* [Exercise task]:
Print all of the data exactly.

* [Exercise materials]:
════════════════

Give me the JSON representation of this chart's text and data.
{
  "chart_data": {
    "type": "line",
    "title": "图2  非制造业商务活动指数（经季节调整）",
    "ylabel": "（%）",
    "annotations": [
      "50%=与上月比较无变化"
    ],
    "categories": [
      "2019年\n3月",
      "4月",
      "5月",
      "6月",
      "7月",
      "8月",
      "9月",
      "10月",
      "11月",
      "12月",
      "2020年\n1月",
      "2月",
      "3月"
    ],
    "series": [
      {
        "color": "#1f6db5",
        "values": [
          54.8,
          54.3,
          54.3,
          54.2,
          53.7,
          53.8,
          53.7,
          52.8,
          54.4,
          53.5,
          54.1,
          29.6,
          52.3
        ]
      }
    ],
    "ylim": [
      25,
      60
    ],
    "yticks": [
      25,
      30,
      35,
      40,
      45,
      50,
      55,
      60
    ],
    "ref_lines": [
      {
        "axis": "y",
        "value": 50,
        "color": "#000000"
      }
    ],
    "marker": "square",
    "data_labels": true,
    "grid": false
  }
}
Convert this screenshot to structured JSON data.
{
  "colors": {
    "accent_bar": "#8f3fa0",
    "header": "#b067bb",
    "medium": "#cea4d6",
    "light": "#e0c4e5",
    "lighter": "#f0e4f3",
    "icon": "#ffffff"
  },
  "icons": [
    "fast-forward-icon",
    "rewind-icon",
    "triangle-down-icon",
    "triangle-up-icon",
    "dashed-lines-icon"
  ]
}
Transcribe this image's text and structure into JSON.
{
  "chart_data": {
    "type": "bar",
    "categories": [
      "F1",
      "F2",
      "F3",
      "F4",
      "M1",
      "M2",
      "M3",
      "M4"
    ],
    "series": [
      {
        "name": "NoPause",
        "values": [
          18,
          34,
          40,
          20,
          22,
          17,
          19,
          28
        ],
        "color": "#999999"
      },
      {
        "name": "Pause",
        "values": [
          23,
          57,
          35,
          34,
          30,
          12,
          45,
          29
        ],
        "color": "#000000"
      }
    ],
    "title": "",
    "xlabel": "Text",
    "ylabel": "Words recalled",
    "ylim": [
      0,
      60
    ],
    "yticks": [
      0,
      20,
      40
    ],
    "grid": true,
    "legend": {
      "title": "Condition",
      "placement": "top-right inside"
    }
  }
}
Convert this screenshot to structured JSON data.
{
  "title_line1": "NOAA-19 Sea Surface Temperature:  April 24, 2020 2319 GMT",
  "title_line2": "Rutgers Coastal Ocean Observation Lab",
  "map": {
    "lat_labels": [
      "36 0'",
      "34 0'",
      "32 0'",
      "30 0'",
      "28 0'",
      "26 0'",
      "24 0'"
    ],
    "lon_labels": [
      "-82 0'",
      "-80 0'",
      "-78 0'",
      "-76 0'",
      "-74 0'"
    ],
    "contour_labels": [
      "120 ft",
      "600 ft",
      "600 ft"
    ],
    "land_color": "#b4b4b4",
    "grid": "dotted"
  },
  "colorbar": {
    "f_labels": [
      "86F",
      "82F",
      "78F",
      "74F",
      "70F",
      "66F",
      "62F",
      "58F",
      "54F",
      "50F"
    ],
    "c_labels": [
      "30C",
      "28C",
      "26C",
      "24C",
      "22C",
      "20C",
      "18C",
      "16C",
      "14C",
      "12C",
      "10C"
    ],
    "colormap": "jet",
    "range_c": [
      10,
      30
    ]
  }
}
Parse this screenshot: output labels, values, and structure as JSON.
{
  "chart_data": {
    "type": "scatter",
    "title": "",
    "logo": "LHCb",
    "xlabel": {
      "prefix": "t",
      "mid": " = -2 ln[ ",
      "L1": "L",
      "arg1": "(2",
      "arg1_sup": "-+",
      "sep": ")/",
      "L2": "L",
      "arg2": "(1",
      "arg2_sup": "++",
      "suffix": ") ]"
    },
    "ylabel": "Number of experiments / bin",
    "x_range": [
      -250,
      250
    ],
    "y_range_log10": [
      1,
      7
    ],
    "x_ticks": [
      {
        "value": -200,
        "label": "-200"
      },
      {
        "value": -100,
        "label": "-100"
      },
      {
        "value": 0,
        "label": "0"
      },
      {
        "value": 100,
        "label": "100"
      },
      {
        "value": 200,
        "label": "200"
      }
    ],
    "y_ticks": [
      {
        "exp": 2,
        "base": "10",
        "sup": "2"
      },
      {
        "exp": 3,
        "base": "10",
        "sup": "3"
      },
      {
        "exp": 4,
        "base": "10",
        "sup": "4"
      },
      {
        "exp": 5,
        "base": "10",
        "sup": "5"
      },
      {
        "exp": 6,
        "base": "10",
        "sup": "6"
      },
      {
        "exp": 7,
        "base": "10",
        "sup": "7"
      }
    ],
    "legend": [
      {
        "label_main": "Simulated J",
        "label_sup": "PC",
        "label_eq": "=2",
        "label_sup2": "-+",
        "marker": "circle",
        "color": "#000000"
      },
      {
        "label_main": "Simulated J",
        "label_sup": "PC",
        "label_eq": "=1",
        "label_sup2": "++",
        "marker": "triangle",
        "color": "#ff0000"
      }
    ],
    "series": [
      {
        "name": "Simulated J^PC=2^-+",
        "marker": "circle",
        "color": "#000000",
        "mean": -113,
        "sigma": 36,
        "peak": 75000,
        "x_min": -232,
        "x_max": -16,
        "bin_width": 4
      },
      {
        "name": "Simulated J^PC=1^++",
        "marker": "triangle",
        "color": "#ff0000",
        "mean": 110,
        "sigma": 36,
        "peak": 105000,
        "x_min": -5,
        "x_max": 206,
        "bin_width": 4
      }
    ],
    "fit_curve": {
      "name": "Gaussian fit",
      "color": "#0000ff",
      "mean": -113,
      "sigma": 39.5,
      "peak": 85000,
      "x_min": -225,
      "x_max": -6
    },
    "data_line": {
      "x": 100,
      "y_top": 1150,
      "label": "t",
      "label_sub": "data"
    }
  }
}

════════════════

* [Reply]:
Give me the JSON representation of this chart's text and data.
{
  "chart_data": {
    "type": "line",
    "title": "图2  非制造业商务活动指数（经季节调整）",
    "ylabel": "（%）",
    "annotations": [
      "50%=与上月比较无变化"
    ],
    "categories": [
      "2019年\n3月",
      "4月",
      "5月",
      "6月",
      "7月",
      "8月",
      "9月",
      "10月",
      "11月",
      "12月",
      "2020年\n1月",
      "2月",
      "3月"
    ],
    "series": [
      {
        "color": "#1f6db5",
        "values": [
          54.8,
          54.3,
          54.3,
          54.2,
          53.7,
          53.8,
          53.7,
          52.8,
          54.4,
          53.5,
          54.1,
          29.6,
          52.3
        ]
      }
    ],
    "ylim": [
      25,
      60
    ],
    "yticks": [
      25,
      30,
      35,
      40,
      45,
      50,
      55,
      60
    ],
    "ref_lines": [
      {
        "axis": "y",
        "value": 50,
        "color": "#000000"
      }
    ],
    "marker": "square",
    "data_labels": true,
    "grid": false
  }
}
Convert this screenshot to structured JSON data.
{
  "colors": {
    "accent_bar": "#8f3fa0",
    "header": "#b067bb",
    "medium": "#cea4d6",
    "light": "#e0c4e5",
    "lighter": "#f0e4f3",
    "icon": "#ffffff"
  },
  "icons": [
    "fast-forward-icon",
    "rewind-icon",
    "triangle-down-icon",
    "triangle-up-icon",
    "dashed-lines-icon"
  ]
}
Transcribe this image's text and structure into JSON.
{
  "chart_data": {
    "type": "bar",
    "categories": [
      "F1",
      "F2",
      "F3",
      "F4",
      "M1",
      "M2",
      "M3",
      "M4"
    ],
    "series": [
      {
        "name": "NoPause",
        "values": [
          18,
          34,
          40,
          20,
          22,
          17,
          19,
          28
        ],
        "color": "#999999"
      },
      {
        "name": "Pause",
        "values": [
          23,
          57,
          35,
          34,
          30,
          12,
          45,
          29
        ],
        "color": "#000000"
      }
    ],
    "title": "",
    "xlabel": "Text",
    "ylabel": "Words recalled",
    "ylim": [
      0,
      60
    ],
    "yticks": [
      0,
      20,
      40
    ],
    "grid": true,
    "legend": {
      "title": "Condition",
      "placement": "top-right inside"
    }
  }
}
Convert this screenshot to structured JSON data.
{
  "title_line1": "NOAA-19 Sea Surface Temperature:  April 24, 2020 2319 GMT",
  "title_line2": "Rutgers Coastal Ocean Observation Lab",
  "map": {
    "lat_labels": [
      "36 0'",
      "34 0'",
      "32 0'",
      "30 0'",
      "28 0'",
      "26 0'",
      "24 0'"
    ],
    "lon_labels": [
      "-82 0'",
      "-80 0'",
      "-78 0'",
      "-76 0'",
      "-74 0'"
    ],
    "contour_labels": [
      "120 ft",
      "600 ft",
      "600 ft"
    ],
    "land_color": "#b4b4b4",
    "grid": "dotted"
  },
  "colorbar": {
    "f_labels": [
      "86F",
      "82F",
      "78F",
      "74F",
      "70F",
      "66F",
      "62F",
      "58F",
      "54F",
      "50F"
    ],
    "c_labels": [
      "30C",
      "28C",
      "26C",
      "24C",
      "22C",
      "20C",
      "18C",
      "16C",
      "14C",
      "12C",
      "10C"
    ],
    "colormap": "jet",
    "range_c": [
      10,
      30
    ]
  }
}
Parse this screenshot: output labels, values, and structure as JSON.
{
  "chart_data": {
    "type": "scatter",
    "title": "",
    "logo": "LHCb",
    "xlabel": {
      "prefix": "t",
      "mid": " = -2 ln[ ",
      "L1": "L",
      "arg1": "(2",
      "arg1_sup": "-+",
      "sep": ")/",
      "L2": "L",
      "arg2": "(1",
      "arg2_sup": "++",
      "suffix": ") ]"
    },
    "ylabel": "Number of experiments / bin",
    "x_range": [
      -250,
      250
    ],
    "y_range_log10": [
      1,
      7
    ],
    "x_ticks": [
      {
        "value": -200,
        "label": "-200"
      },
      {
        "value": -100,
        "label": "-100"
      },
      {
        "value": 0,
        "label": "0"
      },
      {
        "value": 100,
        "label": "100"
      },
      {
        "value": 200,
        "label": "200"
      }
    ],
    "y_ticks": [
      {
        "exp": 2,
        "base": "10",
        "sup": "2"
      },
      {
        "exp": 3,
        "base": "10",
        "sup": "3"
      },
      {
        "exp": 4,
        "base": "10",
        "sup": "4"
      },
      {
        "exp": 5,
        "base": "10",
        "sup": "5"
      },
      {
        "exp": 6,
        "base": "10",
        "sup": "6"
      },
      {
        "exp": 7,
        "base": "10",
        "sup": "7"
      }
    ],
    "legend": [
      {
        "label_main": "Simulated J",
        "label_sup": "PC",
        "label_eq": "=2",
        "label_sup2": "-+",
        "marker": "circle",
        "color": "#000000"
      },
      {
        "label_main": "Simulated J",
        "label_sup": "PC",
        "label_eq": "=1",
        "label_sup2": "++",
        "marker": "triangle",
        "color": "#ff0000"
      }
    ],
    "series": [
      {
        "name": "Simulated J^PC=2^-+",
        "marker": "circle",
        "color": "#000000",
        "mean": -113,
        "sigma": 36,
        "peak": 75000,
        "x_min": -232,
        "x_max": -16,
        "bin_width": 4
      },
      {
        "name": "Simulated J^PC=1^++",
        "marker": "triangle",
        "color": "#ff0000",
        "mean": 110,
        "sigma": 36,
        "peak": 105000,
        "x_min": -5,
        "x_max": 206,
        "bin_width": 4
      }
    ],
    "fit_curve": {
      "name": "Gaussian fit",
      "color": "#0000ff",
      "mean": -113,
      "sigma": 39.5,
      "peak": 85000,
      "x_min": -225,
      "x_max": -6
    },
    "data_line": {
      "x": 100,
      "y_top": 1150,
      "label": "t",
      "label_sub": "data"
    }
  }
}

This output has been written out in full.